Job> Each line that holds the word "content" counts once; give the total for the records below and nothing else.

Source records>
════════
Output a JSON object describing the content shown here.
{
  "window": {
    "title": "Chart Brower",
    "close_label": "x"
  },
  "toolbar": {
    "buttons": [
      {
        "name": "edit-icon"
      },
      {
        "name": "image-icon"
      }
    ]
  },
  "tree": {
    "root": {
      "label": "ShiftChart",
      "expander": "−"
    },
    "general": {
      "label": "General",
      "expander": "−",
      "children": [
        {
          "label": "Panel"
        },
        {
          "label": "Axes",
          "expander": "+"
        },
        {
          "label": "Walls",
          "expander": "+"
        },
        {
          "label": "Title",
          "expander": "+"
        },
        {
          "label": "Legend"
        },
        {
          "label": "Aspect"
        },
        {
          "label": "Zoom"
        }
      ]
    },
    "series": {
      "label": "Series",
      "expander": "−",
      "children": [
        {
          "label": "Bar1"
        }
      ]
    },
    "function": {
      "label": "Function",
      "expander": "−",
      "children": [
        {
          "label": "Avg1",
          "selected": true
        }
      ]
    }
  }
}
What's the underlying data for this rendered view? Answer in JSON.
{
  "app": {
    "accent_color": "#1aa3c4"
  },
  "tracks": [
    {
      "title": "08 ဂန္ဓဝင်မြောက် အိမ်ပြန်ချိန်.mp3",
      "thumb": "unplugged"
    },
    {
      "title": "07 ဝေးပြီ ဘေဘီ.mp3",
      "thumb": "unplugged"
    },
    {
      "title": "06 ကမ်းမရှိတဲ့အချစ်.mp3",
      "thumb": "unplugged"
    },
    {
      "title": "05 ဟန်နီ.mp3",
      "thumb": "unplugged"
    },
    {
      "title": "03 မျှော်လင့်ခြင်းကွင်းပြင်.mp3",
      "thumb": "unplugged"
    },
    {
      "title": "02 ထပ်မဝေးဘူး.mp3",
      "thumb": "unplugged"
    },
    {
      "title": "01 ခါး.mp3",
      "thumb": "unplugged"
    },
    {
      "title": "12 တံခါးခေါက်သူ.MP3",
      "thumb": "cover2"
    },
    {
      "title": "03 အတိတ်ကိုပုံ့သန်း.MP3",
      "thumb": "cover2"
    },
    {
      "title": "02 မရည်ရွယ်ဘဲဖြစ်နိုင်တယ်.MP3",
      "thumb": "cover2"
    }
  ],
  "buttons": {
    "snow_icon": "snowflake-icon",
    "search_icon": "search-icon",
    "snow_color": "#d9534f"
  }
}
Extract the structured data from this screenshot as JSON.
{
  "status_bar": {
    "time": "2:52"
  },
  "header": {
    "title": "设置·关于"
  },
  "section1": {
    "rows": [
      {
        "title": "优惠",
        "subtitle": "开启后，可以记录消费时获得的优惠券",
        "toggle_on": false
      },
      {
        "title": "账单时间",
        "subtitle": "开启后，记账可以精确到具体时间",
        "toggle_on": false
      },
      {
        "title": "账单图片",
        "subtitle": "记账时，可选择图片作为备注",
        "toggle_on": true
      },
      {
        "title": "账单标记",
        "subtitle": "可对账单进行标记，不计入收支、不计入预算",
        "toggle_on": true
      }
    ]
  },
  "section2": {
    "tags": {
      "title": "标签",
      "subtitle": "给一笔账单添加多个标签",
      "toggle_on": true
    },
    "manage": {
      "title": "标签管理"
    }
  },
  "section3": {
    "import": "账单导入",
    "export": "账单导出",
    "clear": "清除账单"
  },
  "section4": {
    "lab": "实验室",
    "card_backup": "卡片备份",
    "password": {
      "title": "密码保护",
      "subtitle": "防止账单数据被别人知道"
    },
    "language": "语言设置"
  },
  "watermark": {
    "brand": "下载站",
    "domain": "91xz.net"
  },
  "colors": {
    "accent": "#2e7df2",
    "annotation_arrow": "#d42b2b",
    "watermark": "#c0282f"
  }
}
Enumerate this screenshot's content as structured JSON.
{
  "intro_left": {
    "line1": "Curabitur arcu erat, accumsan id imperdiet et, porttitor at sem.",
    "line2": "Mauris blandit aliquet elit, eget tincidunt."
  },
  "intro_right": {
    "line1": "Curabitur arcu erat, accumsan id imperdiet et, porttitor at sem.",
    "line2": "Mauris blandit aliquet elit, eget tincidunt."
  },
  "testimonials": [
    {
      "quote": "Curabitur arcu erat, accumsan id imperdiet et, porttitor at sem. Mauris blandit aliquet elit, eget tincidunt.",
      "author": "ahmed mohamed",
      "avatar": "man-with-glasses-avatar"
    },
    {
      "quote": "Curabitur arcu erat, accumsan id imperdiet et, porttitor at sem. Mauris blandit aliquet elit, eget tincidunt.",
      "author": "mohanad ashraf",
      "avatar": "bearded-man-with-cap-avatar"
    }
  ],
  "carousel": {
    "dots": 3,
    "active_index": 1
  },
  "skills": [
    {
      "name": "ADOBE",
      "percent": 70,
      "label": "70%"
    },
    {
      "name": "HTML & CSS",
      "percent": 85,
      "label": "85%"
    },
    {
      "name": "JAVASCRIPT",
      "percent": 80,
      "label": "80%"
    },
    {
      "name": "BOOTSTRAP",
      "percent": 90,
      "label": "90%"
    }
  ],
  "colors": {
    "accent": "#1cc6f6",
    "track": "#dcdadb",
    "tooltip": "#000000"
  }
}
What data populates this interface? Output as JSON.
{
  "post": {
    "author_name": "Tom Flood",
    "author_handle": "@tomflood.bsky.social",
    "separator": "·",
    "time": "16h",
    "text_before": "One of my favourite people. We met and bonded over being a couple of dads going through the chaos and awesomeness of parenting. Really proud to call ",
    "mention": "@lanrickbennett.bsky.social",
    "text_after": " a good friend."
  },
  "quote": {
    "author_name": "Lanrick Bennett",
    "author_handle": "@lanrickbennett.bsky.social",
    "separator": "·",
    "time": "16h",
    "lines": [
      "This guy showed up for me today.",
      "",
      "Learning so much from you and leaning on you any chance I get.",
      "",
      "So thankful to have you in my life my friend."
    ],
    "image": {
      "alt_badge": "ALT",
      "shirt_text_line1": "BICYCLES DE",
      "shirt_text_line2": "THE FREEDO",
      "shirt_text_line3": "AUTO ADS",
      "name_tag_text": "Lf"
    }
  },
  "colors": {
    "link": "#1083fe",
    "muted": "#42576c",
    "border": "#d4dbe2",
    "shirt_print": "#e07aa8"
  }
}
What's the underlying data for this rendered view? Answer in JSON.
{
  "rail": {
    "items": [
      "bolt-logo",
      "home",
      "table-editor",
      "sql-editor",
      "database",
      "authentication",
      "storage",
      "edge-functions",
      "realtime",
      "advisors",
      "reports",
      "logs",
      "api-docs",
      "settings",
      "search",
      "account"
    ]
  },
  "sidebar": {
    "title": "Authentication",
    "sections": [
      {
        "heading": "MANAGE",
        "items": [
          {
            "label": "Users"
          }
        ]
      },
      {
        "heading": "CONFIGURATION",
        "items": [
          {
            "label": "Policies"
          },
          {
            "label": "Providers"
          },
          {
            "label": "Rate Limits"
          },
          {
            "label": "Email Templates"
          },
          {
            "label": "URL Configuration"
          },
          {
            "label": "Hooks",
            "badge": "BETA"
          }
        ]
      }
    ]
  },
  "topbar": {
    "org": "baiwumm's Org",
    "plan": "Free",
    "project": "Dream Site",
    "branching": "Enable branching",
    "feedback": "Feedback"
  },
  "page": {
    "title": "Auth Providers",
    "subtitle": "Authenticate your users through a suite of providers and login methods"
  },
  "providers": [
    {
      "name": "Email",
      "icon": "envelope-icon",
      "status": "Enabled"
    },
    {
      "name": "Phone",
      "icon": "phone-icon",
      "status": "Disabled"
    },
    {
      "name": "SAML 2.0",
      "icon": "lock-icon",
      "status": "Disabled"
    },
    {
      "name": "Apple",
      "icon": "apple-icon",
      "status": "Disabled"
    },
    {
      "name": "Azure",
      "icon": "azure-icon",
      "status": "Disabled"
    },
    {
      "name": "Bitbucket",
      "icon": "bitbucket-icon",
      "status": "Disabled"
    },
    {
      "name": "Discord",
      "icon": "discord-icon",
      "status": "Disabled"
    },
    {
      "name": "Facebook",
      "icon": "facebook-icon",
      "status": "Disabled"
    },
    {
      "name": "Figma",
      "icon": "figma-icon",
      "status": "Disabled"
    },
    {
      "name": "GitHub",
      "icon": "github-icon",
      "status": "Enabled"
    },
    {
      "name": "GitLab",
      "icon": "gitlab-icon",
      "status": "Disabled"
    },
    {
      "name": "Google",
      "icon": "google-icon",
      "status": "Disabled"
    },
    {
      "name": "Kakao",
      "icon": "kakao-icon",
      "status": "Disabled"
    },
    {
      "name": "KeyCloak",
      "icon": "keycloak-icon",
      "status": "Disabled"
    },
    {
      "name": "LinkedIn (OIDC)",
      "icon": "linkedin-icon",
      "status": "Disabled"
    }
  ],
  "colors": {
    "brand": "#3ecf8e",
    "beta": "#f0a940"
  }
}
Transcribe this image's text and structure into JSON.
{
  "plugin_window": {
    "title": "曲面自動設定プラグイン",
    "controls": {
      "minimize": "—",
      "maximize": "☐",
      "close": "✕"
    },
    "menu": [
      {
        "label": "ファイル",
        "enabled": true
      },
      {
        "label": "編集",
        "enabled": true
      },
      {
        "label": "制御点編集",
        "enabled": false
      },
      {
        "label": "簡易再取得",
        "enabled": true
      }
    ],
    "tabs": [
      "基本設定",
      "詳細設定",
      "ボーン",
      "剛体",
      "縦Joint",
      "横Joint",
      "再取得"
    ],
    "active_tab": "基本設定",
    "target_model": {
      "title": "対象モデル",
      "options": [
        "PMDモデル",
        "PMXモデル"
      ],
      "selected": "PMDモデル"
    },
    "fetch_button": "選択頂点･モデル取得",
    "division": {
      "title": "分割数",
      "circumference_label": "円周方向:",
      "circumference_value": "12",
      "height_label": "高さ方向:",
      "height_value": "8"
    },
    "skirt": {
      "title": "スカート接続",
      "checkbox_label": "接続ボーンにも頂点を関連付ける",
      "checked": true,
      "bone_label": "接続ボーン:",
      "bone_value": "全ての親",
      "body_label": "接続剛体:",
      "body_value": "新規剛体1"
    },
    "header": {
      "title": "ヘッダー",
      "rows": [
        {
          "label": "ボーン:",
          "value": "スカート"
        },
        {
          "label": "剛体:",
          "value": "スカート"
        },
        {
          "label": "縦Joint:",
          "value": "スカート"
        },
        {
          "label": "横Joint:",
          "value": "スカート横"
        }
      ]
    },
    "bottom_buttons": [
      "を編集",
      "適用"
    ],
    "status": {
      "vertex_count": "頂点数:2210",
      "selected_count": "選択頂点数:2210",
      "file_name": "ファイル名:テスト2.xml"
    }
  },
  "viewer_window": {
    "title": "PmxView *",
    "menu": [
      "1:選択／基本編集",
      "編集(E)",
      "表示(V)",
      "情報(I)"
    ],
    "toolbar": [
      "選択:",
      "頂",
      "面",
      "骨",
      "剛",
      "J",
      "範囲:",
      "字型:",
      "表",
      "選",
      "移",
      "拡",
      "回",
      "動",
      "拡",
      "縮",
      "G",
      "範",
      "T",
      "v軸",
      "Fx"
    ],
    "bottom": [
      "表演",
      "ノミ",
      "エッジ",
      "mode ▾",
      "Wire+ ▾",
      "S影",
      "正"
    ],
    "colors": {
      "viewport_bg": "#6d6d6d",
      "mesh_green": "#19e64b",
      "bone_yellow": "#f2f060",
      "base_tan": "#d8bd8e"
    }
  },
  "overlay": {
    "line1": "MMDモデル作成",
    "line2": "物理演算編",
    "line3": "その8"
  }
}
════════
Response for this exercise> 2